Required work >>
Each line that follows is to be retyped exactly.

[Data records]

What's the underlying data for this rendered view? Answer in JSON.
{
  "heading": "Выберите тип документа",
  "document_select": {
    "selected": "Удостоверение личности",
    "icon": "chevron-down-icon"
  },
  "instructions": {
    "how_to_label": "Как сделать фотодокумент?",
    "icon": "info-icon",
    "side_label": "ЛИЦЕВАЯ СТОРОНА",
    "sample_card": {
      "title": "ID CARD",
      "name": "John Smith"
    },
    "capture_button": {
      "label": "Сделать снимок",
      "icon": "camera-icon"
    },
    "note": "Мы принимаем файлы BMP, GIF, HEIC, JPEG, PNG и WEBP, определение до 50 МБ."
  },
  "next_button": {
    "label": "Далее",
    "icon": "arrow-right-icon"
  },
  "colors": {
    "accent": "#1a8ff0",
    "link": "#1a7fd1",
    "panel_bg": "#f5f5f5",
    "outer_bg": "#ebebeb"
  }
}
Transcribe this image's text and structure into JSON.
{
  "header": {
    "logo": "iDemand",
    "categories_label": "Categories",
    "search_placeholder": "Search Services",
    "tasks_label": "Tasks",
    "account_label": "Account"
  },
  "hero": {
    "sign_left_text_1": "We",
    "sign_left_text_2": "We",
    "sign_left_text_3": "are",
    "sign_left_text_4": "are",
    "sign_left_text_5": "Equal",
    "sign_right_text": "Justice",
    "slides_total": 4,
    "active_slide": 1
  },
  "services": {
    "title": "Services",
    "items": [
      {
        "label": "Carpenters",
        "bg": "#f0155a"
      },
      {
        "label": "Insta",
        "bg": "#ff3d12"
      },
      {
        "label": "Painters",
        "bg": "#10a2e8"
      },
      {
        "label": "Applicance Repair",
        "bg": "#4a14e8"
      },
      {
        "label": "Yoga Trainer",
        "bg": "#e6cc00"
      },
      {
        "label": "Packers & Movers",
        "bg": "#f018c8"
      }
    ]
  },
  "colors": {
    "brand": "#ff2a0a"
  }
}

Response >>
What's the underlying data for this rendered view? Answer in JSON.
{
  "heading": "Выберите тип документа",
  "document_select": {
    "selected": "Удостоверение личности",
    "icon": "chevron-down-icon"
  },
  "instructions": {
    "how_to_label": "Как сделать фотодокумент?",
    "icon": "info-icon",
    "side_label": "ЛИЦЕВАЯ СТОРОНА",
    "sample_card": {
      "title": "ID CARD",
      "name": "John Smith"
    },
    "capture_button": {
      "label": "Сделать снимок",
      "icon": "camera-icon"
    },
    "note": "Мы принимаем файлы BMP, GIF, HEIC, JPEG, PNG и WEBP, определение до 50 МБ."
  },
  "next_button": {
    "label": "Далее",
    "icon": "arrow-right-icon"
  },
  "colors": {
    "accent": "#1a8ff0",
    "link": "#1a7fd1",
    "panel_bg": "#f5f5f5",
    "outer_bg": "#ebebeb"
  }
}
Transcribe this image's text and structure into JSON.
{
  "header": {
    "logo": "iDemand",
    "categories_label": "Categories",
    "search_placeholder": "Search Services",
    "tasks_label": "Tasks",
    "account_label": "Account"
  },
  "hero": {
    "sign_left_text_1": "We",
    "sign_left_text_2": "We",
    "sign_left_text_3": "are",
    "sign_left_text_4": "are",
    "sign_left_text_5": "Equal",
    "sign_right_text": "Justice",
    "slides_total": 4,
    "active_slide": 1
  },
  "services": {
    "title": "Services",
    "items": [
      {
        "label": "Carpenters",
        "bg": "#f0155a"
      },
      {
        "label": "Insta",
        "bg": "#ff3d12"
      },
      {
        "label": "Painters",
        "bg": "#10a2e8"
      },
      {
        "label": "Applicance Repair",
        "bg": "#4a14e8"
      },
      {
        "label": "Yoga Trainer",
        "bg": "#e6cc00"
      },
      {
        "label": "Packers & Movers",
        "bg": "#f018c8"
      }
    ]
  },
  "colors": {
    "brand": "#ff2a0a"
  }
}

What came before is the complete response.